> **Record excerpts**:
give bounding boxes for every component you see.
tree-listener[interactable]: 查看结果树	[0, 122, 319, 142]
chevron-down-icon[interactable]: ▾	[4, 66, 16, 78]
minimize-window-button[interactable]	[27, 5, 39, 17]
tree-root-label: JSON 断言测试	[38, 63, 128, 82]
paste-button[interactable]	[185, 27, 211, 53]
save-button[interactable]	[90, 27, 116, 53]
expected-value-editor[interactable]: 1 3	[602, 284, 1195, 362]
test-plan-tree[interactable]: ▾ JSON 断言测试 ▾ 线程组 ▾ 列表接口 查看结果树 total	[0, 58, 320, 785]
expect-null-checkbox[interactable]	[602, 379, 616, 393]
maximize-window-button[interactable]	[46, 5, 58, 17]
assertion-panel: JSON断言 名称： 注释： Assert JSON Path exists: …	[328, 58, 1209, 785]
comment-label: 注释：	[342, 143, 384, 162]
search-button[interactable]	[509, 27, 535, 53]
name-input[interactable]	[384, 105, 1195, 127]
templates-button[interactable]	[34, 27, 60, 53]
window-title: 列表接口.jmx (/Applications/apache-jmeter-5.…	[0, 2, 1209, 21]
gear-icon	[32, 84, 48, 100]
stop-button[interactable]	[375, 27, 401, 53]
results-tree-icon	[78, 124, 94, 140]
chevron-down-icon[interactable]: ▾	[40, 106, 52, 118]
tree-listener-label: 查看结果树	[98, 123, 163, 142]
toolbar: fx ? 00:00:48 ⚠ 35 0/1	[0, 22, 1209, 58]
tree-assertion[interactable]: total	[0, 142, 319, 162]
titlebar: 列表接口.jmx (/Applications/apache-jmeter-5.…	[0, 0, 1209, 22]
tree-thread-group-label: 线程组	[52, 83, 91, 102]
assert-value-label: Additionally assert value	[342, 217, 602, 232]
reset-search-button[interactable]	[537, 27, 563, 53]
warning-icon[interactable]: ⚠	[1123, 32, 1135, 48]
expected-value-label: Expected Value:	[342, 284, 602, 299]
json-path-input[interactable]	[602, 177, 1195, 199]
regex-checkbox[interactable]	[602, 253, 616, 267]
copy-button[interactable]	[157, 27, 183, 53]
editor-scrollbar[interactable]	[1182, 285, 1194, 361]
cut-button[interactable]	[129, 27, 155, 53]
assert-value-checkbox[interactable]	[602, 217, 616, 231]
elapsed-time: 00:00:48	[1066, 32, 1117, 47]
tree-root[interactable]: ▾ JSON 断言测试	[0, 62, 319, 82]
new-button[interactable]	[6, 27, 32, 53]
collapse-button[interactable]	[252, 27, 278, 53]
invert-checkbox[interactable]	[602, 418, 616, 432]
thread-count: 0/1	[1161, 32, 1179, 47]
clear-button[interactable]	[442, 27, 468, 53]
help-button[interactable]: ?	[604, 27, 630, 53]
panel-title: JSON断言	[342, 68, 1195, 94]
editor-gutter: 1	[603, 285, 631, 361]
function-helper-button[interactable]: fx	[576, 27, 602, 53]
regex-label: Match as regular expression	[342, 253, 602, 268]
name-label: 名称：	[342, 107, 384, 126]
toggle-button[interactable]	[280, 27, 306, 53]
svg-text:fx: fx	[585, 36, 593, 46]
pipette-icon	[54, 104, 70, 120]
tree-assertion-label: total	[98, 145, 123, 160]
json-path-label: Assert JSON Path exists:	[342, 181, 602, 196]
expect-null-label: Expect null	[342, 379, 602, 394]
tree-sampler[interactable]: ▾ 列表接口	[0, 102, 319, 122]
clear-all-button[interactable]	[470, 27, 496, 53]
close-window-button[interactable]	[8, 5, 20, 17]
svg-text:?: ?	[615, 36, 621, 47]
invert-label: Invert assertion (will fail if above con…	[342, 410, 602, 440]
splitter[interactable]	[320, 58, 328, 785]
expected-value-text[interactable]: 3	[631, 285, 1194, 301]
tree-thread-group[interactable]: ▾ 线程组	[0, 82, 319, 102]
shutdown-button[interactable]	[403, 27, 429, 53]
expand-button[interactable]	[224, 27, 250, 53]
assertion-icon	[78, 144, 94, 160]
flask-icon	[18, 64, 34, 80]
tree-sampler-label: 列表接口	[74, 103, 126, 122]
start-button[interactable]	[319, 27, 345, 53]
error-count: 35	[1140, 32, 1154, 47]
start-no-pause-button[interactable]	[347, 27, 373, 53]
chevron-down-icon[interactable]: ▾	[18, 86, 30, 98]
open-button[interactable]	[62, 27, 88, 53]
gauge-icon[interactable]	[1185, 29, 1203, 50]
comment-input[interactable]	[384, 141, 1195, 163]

> **Exercise objective**:
Copy the listing above line for line, keeping every character as it appears.

> **Task result**:
give bounding boxes for every component you see.
tree-listener[interactable]: 查看结果树	[0, 122, 319, 142]
chevron-down-icon[interactable]: ▾	[4, 66, 16, 78]
minimize-window-button[interactable]	[27, 5, 39, 17]
tree-root-label: JSON 断言测试	[38, 63, 128, 82]
paste-button[interactable]	[185, 27, 211, 53]
save-button[interactable]	[90, 27, 116, 53]
expected-value-editor[interactable]: 1 3	[602, 284, 1195, 362]
test-plan-tree[interactable]: ▾ JSON 断言测试 ▾ 线程组 ▾ 列表接口 查看结果树 total	[0, 58, 320, 785]
expect-null-checkbox[interactable]	[602, 379, 616, 393]
maximize-window-button[interactable]	[46, 5, 58, 17]
assertion-panel: JSON断言 名称： 注释： Assert JSON Path exists: …	[328, 58, 1209, 785]
comment-label: 注释：	[342, 143, 384, 162]
search-button[interactable]	[509, 27, 535, 53]
name-input[interactable]	[384, 105, 1195, 127]
templates-button[interactable]	[34, 27, 60, 53]
window-title: 列表接口.jmx (/Applications/apache-jmeter-5.…	[0, 2, 1209, 21]
gear-icon	[32, 84, 48, 100]
stop-button[interactable]	[375, 27, 401, 53]
results-tree-icon	[78, 124, 94, 140]
chevron-down-icon[interactable]: ▾	[40, 106, 52, 118]
tree-listener-label: 查看结果树	[98, 123, 163, 142]
toolbar: fx ? 00:00:48 ⚠ 35 0/1	[0, 22, 1209, 58]
tree-assertion[interactable]: total	[0, 142, 319, 162]
titlebar: 列表接口.jmx (/Applications/apache-jmeter-5.…	[0, 0, 1209, 22]
tree-thread-group-label: 线程组	[52, 83, 91, 102]
assert-value-label: Additionally assert value	[342, 217, 602, 232]
reset-search-button[interactable]	[537, 27, 563, 53]
warning-icon[interactable]: ⚠	[1123, 32, 1135, 48]
expected-value-label: Expected Value:	[342, 284, 602, 299]
json-path-input[interactable]	[602, 177, 1195, 199]
regex-checkbox[interactable]	[602, 253, 616, 267]
copy-button[interactable]	[157, 27, 183, 53]
editor-scrollbar[interactable]	[1182, 285, 1194, 361]
cut-button[interactable]	[129, 27, 155, 53]
assert-value-checkbox[interactable]	[602, 217, 616, 231]
elapsed-time: 00:00:48	[1066, 32, 1117, 47]
tree-root[interactable]: ▾ JSON 断言测试	[0, 62, 319, 82]
new-button[interactable]	[6, 27, 32, 53]
collapse-button[interactable]	[252, 27, 278, 53]
invert-checkbox[interactable]	[602, 418, 616, 432]
thread-count: 0/1	[1161, 32, 1179, 47]
clear-button[interactable]	[442, 27, 468, 53]
help-button[interactable]: ?	[604, 27, 630, 53]
panel-title: JSON断言	[342, 68, 1195, 94]
editor-gutter: 1	[603, 285, 631, 361]
function-helper-button[interactable]: fx	[576, 27, 602, 53]
regex-label: Match as regular expression	[342, 253, 602, 268]
name-label: 名称：	[342, 107, 384, 126]
toggle-button[interactable]	[280, 27, 306, 53]
svg-text:fx: fx	[585, 36, 593, 46]
pipette-icon	[54, 104, 70, 120]
tree-assertion-label: total	[98, 145, 123, 160]
json-path-label: Assert JSON Path exists:	[342, 181, 602, 196]
expect-null-label: Expect null	[342, 379, 602, 394]
tree-sampler[interactable]: ▾ 列表接口	[0, 102, 319, 122]
clear-all-button[interactable]	[470, 27, 496, 53]
close-window-button[interactable]	[8, 5, 20, 17]
svg-text:?: ?	[615, 36, 621, 47]
invert-label: Invert assertion (will fail if above con…	[342, 410, 602, 440]
splitter[interactable]	[320, 58, 328, 785]
expected-value-text[interactable]: 3	[631, 285, 1194, 301]
tree-thread-group[interactable]: ▾ 线程组	[0, 82, 319, 102]
shutdown-button[interactable]	[403, 27, 429, 53]
expand-button[interactable]	[224, 27, 250, 53]
assertion-icon	[78, 144, 94, 160]
flask-icon	[18, 64, 34, 80]
tree-sampler-label: 列表接口	[74, 103, 126, 122]
start-button[interactable]	[319, 27, 345, 53]
error-count: 35	[1140, 32, 1154, 47]
start-no-pause-button[interactable]	[347, 27, 373, 53]
chevron-down-icon[interactable]: ▾	[18, 86, 30, 98]
open-button[interactable]	[62, 27, 88, 53]
gauge-icon[interactable]	[1185, 29, 1203, 50]
comment-input[interactable]	[384, 141, 1195, 163]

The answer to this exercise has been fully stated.